### Entries provided ###
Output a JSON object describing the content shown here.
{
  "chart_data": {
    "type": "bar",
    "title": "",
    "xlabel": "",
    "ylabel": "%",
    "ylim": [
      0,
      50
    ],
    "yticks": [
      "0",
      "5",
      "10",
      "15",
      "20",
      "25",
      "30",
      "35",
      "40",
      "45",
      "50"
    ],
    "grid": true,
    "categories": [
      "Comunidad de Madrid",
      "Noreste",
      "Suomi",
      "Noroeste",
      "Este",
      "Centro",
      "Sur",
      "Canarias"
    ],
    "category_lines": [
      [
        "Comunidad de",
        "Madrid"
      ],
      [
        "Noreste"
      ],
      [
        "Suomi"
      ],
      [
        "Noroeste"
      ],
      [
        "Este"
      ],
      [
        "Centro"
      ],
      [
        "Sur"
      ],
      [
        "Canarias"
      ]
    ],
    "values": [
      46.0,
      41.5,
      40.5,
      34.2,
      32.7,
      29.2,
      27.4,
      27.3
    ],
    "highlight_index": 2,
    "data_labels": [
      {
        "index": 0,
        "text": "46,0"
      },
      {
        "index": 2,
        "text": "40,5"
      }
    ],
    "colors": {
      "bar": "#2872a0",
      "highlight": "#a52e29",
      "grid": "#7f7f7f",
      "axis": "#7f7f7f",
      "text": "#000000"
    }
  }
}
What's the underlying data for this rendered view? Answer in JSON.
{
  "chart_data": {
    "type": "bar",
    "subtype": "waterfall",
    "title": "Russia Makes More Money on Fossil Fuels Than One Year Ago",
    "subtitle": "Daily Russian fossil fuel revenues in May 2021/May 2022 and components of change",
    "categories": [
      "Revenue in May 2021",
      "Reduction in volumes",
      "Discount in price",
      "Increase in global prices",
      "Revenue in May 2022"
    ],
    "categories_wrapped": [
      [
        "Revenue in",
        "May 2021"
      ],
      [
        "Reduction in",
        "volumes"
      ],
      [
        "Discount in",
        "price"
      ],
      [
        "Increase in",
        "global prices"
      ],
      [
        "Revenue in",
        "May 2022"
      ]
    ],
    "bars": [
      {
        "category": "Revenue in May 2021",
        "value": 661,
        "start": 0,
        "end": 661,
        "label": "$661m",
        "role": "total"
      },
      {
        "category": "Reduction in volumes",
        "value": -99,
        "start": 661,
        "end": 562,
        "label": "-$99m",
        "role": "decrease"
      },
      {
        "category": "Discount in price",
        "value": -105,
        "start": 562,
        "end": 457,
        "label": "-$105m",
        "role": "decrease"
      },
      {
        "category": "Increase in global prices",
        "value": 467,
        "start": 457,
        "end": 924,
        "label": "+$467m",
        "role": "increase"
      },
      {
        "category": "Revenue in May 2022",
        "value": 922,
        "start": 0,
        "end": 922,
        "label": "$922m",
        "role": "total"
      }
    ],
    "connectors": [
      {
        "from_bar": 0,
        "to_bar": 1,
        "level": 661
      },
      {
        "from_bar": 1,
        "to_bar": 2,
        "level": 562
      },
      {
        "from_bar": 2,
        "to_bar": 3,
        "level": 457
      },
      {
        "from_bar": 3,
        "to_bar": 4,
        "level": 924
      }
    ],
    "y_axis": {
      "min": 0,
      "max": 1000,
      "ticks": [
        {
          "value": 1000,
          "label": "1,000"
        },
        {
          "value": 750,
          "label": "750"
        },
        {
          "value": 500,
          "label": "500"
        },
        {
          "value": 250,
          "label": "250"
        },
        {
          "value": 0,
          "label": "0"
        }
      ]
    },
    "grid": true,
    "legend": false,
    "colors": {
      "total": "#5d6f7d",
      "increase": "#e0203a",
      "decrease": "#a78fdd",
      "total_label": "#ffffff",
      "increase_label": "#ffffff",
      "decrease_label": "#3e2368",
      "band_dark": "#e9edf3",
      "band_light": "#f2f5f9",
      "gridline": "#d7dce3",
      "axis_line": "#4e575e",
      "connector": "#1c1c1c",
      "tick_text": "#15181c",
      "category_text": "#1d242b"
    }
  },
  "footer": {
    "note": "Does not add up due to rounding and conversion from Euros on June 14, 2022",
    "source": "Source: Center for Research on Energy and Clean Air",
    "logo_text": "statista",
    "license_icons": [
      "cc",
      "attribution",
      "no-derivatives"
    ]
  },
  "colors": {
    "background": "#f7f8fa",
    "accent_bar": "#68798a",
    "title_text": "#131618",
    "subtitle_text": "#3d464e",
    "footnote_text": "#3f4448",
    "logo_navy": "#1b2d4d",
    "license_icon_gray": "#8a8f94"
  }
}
###
## Problem details
Copy out the material word for word and line for line.

## Exercise response
Output a JSON object describing the content shown here.
{
  "chart_data": {
    "type": "bar",
    "title": "",
    "xlabel": "",
    "ylabel": "%",
    "ylim": [
      0,
      50
    ],
    "yticks": [
      "0",
      "5",
      "10",
      "15",
      "20",
      "25",
      "30",
      "35",
      "40",
      "45",
      "50"
    ],
    "grid": true,
    "categories": [
      "Comunidad de Madrid",
      "Noreste",
      "Suomi",
      "Noroeste",
      "Este",
      "Centro",
      "Sur",
      "Canarias"
    ],
    "category_lines": [
      [
        "Comunidad de",
        "Madrid"
      ],
      [
        "Noreste"
      ],
      [
        "Suomi"
      ],
      [
        "Noroeste"
      ],
      [
        "Este"
      ],
      [
        "Centro"
      ],
      [
        "Sur"
      ],
      [
        "Canarias"
      ]
    ],
    "values": [
      46.0,
      41.5,
      40.5,
      34.2,
      32.7,
      29.2,
      27.4,
      27.3
    ],
    "highlight_index": 2,
    "data_labels": [
      {
        "index": 0,
        "text": "46,0"
      },
      {
        "index": 2,
        "text": "40,5"
      }
    ],
    "colors": {
      "bar": "#2872a0",
      "highlight": "#a52e29",
      "grid": "#7f7f7f",
      "axis": "#7f7f7f",
      "text": "#000000"
    }
  }
}
What's the underlying data for this rendered view? Answer in JSON.
{
  "chart_data": {
    "type": "bar",
    "subtype": "waterfall",
    "title": "Russia Makes More Money on Fossil Fuels Than One Year Ago",
    "subtitle": "Daily Russian fossil fuel revenues in May 2021/May 2022 and components of change",
    "categories": [
      "Revenue in May 2021",
      "Reduction in volumes",
      "Discount in price",
      "Increase in global prices",
      "Revenue in May 2022"
    ],
    "categories_wrapped": [
      [
        "Revenue in",
        "May 2021"
      ],
      [
        "Reduction in",
        "volumes"
      ],
      [
        "Discount in",
        "price"
      ],
      [
        "Increase in",
        "global prices"
      ],
      [
        "Revenue in",
        "May 2022"
      ]
    ],
    "bars": [
      {
        "category": "Revenue in May 2021",
        "value": 661,
        "start": 0,
        "end": 661,
        "label": "$661m",
        "role": "total"
      },
      {
        "category": "Reduction in volumes",
        "value": -99,
        "start": 661,
        "end": 562,
        "label": "-$99m",
        "role": "decrease"
      },
      {
        "category": "Discount in price",
        "value": -105,
        "start": 562,
        "end": 457,
        "label": "-$105m",
        "role": "decrease"
      },
      {
        "category": "Increase in global prices",
        "value": 467,
        "start": 457,
        "end": 924,
        "label": "+$467m",
        "role": "increase"
      },
      {
        "category": "Revenue in May 2022",
        "value": 922,
        "start": 0,
        "end": 922,
        "label": "$922m",
        "role": "total"
      }
    ],
    "connectors": [
      {
        "from_bar": 0,
        "to_bar": 1,
        "level": 661
      },
      {
        "from_bar": 1,
        "to_bar": 2,
        "level": 562
      },
      {
        "from_bar": 2,
        "to_bar": 3,
        "level": 457
      },
      {
        "from_bar": 3,
        "to_bar": 4,
        "level": 924
      }
    ],
    "y_axis": {
      "min": 0,
      "max": 1000,
      "ticks": [
        {
          "value": 1000,
          "label": "1,000"
        },
        {
          "value": 750,
          "label": "750"
        },
        {
          "value": 500,
          "label": "500"
        },
        {
          "value": 250,
          "label": "250"
        },
        {
          "value": 0,
          "label": "0"
        }
      ]
    },
    "grid": true,
    "legend": false,
    "colors": {
      "total": "#5d6f7d",
      "increase": "#e0203a",
      "decrease": "#a78fdd",
      "total_label": "#ffffff",
      "increase_label": "#ffffff",
      "decrease_label": "#3e2368",
      "band_dark": "#e9edf3",
      "band_light": "#f2f5f9",
      "gridline": "#d7dce3",
      "axis_line": "#4e575e",
      "connector": "#1c1c1c",
      "tick_text": "#15181c",
      "category_text": "#1d242b"
    }
  },
  "footer": {
    "note": "Does not add up due to rounding and conversion from Euros on June 14, 2022",
    "source": "Source: Center for Research on Energy and Clean Air",
    "logo_text": "statista",
    "license_icons": [
      "cc",
      "attribution",
      "no-derivatives"
    ]
  },
  "colors": {
    "background": "#f7f8fa",
    "accent_bar": "#68798a",
    "title_text": "#131618",
    "subtitle_text": "#3d464e",
    "footnote_text": "#3f4448",
    "logo_navy": "#1b2d4d",
    "license_icon_gray": "#8a8f94"
  }
}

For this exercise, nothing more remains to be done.